AVAILABLE DATA:
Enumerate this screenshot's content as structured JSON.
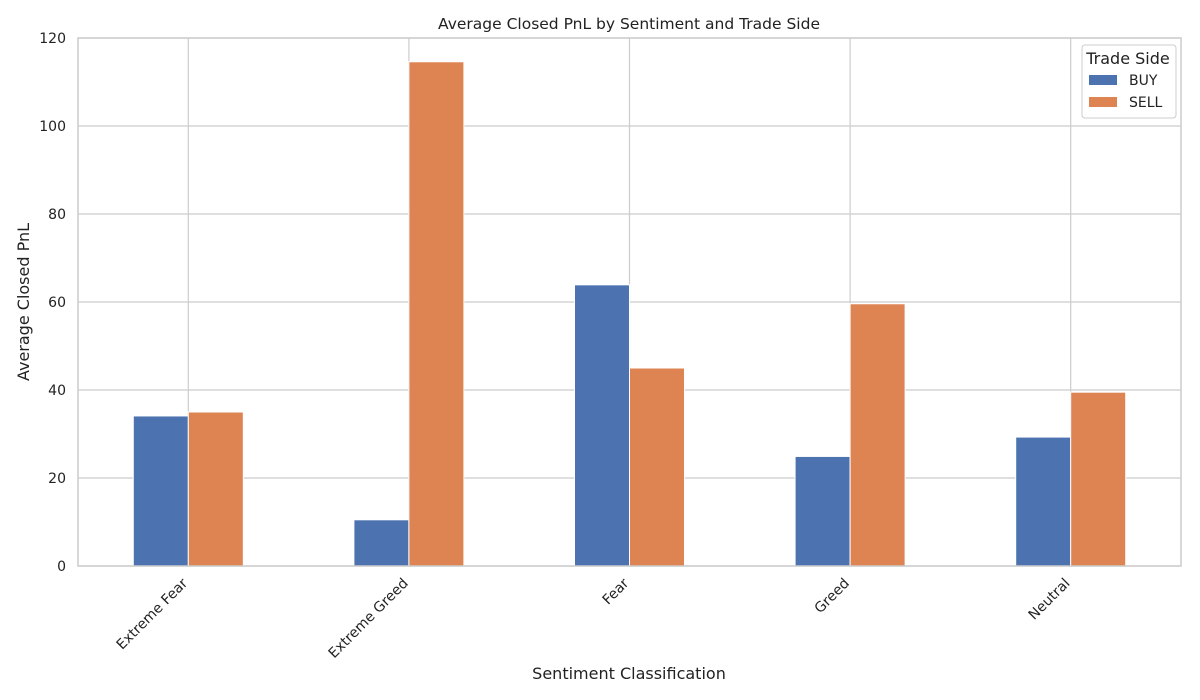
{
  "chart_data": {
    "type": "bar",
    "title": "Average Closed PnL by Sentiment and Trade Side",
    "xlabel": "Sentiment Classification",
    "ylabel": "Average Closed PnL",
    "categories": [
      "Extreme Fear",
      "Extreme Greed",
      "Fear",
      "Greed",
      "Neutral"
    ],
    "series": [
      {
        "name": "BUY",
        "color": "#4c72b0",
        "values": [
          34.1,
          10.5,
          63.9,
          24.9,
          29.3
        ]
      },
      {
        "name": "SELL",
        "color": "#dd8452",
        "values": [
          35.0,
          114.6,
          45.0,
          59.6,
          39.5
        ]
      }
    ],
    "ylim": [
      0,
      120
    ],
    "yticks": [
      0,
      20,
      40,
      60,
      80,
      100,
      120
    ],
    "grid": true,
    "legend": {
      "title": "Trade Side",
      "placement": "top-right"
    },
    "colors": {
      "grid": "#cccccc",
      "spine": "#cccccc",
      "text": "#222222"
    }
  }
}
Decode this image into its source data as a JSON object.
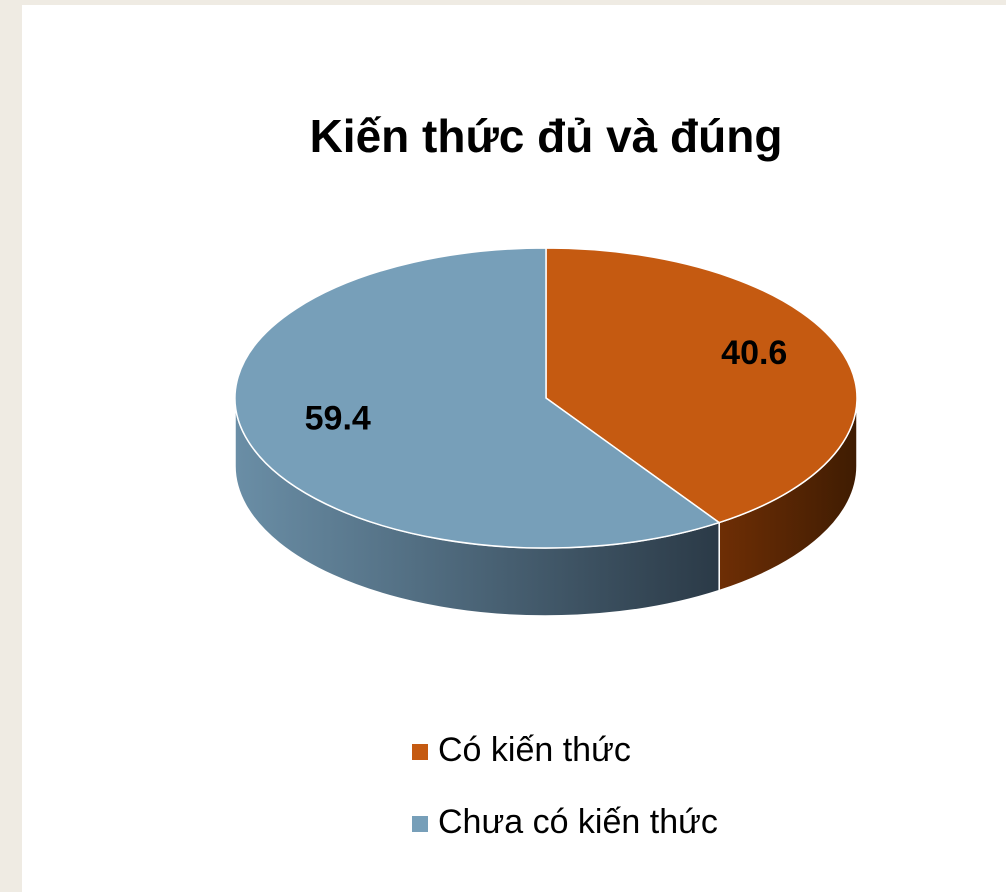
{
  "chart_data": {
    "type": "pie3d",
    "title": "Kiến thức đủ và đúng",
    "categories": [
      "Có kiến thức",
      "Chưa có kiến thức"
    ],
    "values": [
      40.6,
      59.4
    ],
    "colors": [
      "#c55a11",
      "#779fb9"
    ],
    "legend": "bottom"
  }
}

TASK DIRECTIONS:
All of the entries above should be copied exactly, except for the pictures.

EXERCISE SOLUTION:
Enumerate this screenshot's content as structured JSON.
{
  "chart_data": {
    "type": "bar",
    "title": "Average Closed PnL by Sentiment and Trade Side",
    "xlabel": "Sentiment Classification",
    "ylabel": "Average Closed PnL",
    "categories": [
      "Extreme Fear",
      "Extreme Greed",
      "Fear",
      "Greed",
      "Neutral"
    ],
    "series": [
      {
        "name": "BUY",
        "color": "#4c72b0",
        "values": [
          34.1,
          10.5,
          63.9,
          24.9,
          29.3
        ]
      },
      {
        "name": "SELL",
        "color": "#dd8452",
        "values": [
          35.0,
          114.6,
          45.0,
          59.6,
          39.5
        ]
      }
    ],
    "ylim": [
      0,
      120
    ],
    "yticks": [
      0,
      20,
      40,
      60,
      80,
      100,
      120
    ],
    "grid": true,
    "legend": {
      "title": "Trade Side",
      "placement": "top-right"
    },
    "colors": {
      "grid": "#cccccc",
      "spine": "#cccccc",
      "text": "#222222"
    }
  }
}
Decode this image into its source data as a JSON object.
{
  "chart_data": {
    "type": "pie3d",
    "title": "Kiến thức đủ và đúng",
    "categories": [
      "Có kiến thức",
      "Chưa có kiến thức"
    ],
    "values": [
      40.6,
      59.4
    ],
    "colors": [
      "#c55a11",
      "#779fb9"
    ],
    "legend": "bottom"
  }
}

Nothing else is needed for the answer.